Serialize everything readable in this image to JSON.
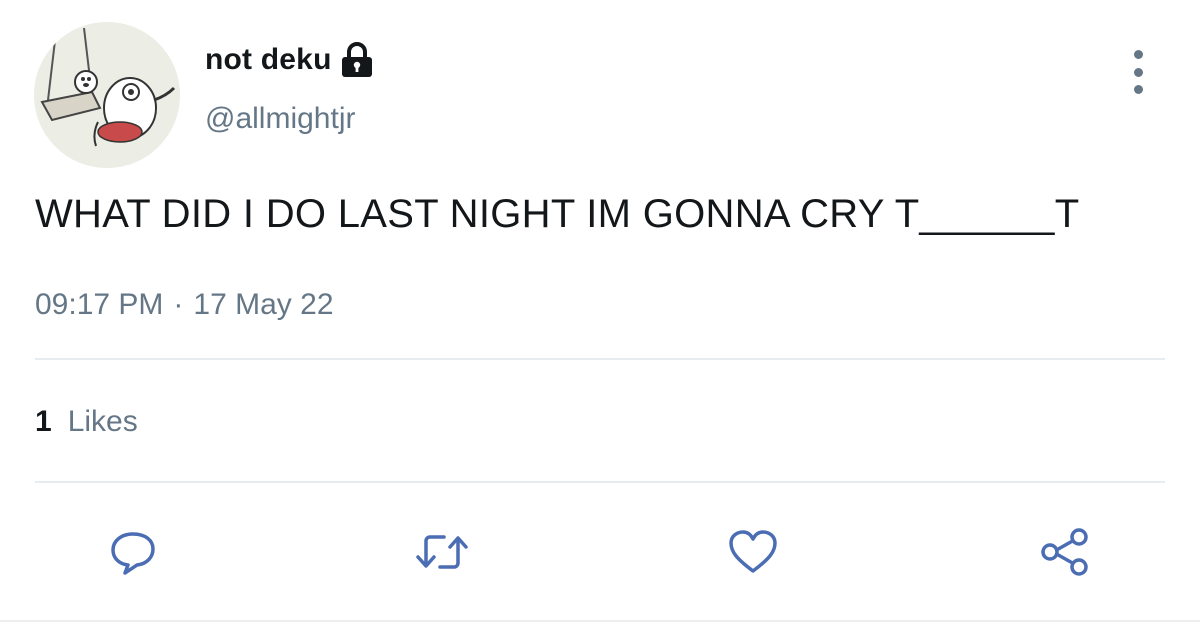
{
  "user": {
    "display_name": "not deku",
    "handle": "@allmightjr",
    "protected": true
  },
  "tweet": {
    "text": "WHAT DID I DO LAST NIGHT IM GONNA CRY T______T",
    "time": "09:17 PM",
    "separator": "·",
    "date": "17 May 22"
  },
  "stats": {
    "likes_count": "1",
    "likes_label": "Likes"
  },
  "actions": {
    "icons": [
      "reply-icon",
      "retweet-icon",
      "like-icon",
      "share-icon"
    ]
  },
  "colors": {
    "primary_text": "#14171a",
    "secondary_text": "#657786",
    "divider": "#e6ecf0",
    "icon_blue": "#4a6db4"
  }
}
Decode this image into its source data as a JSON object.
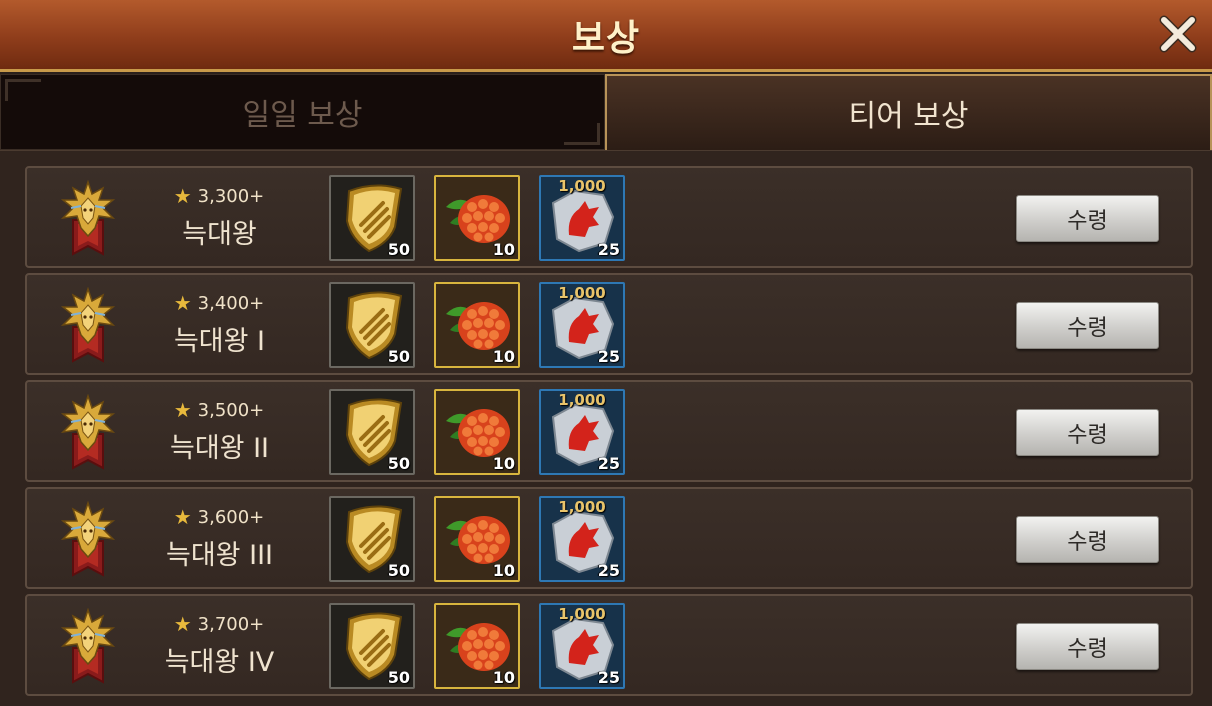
{
  "header": {
    "title": "보상"
  },
  "tabs": [
    {
      "label": "일일 보상",
      "active": false
    },
    {
      "label": "티어 보상",
      "active": true
    }
  ],
  "rewards": [
    {
      "requirement": "3,300+",
      "tier": "늑대왕",
      "items": [
        {
          "name": "shield",
          "qty": "50"
        },
        {
          "name": "berry",
          "qty": "10"
        },
        {
          "name": "fragment",
          "qty": "25",
          "label": "1,000"
        }
      ],
      "button": "수령"
    },
    {
      "requirement": "3,400+",
      "tier": "늑대왕 I",
      "items": [
        {
          "name": "shield",
          "qty": "50"
        },
        {
          "name": "berry",
          "qty": "10"
        },
        {
          "name": "fragment",
          "qty": "25",
          "label": "1,000"
        }
      ],
      "button": "수령"
    },
    {
      "requirement": "3,500+",
      "tier": "늑대왕 II",
      "items": [
        {
          "name": "shield",
          "qty": "50"
        },
        {
          "name": "berry",
          "qty": "10"
        },
        {
          "name": "fragment",
          "qty": "25",
          "label": "1,000"
        }
      ],
      "button": "수령"
    },
    {
      "requirement": "3,600+",
      "tier": "늑대왕 III",
      "items": [
        {
          "name": "shield",
          "qty": "50"
        },
        {
          "name": "berry",
          "qty": "10"
        },
        {
          "name": "fragment",
          "qty": "25",
          "label": "1,000"
        }
      ],
      "button": "수령"
    },
    {
      "requirement": "3,700+",
      "tier": "늑대왕 IV",
      "items": [
        {
          "name": "shield",
          "qty": "50"
        },
        {
          "name": "berry",
          "qty": "10"
        },
        {
          "name": "fragment",
          "qty": "25",
          "label": "1,000"
        }
      ],
      "button": "수령"
    }
  ],
  "icons": {
    "close": "close-icon",
    "star": "star-icon",
    "emblem": "wolf-king-emblem-icon",
    "shield": "gold-shield-icon",
    "berry": "red-berry-icon",
    "fragment": "wolf-fragment-icon"
  },
  "colors": {
    "header": "#9a4420",
    "claim_button": "#d6d5d1",
    "active_tab_border": "#b89358"
  }
}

Task » Locate all lines in the listing above with the word "wolf". Copy them.

Exercise response »
    "emblem": "wolf-king-emblem-icon",
    "fragment": "wolf-fragment-icon"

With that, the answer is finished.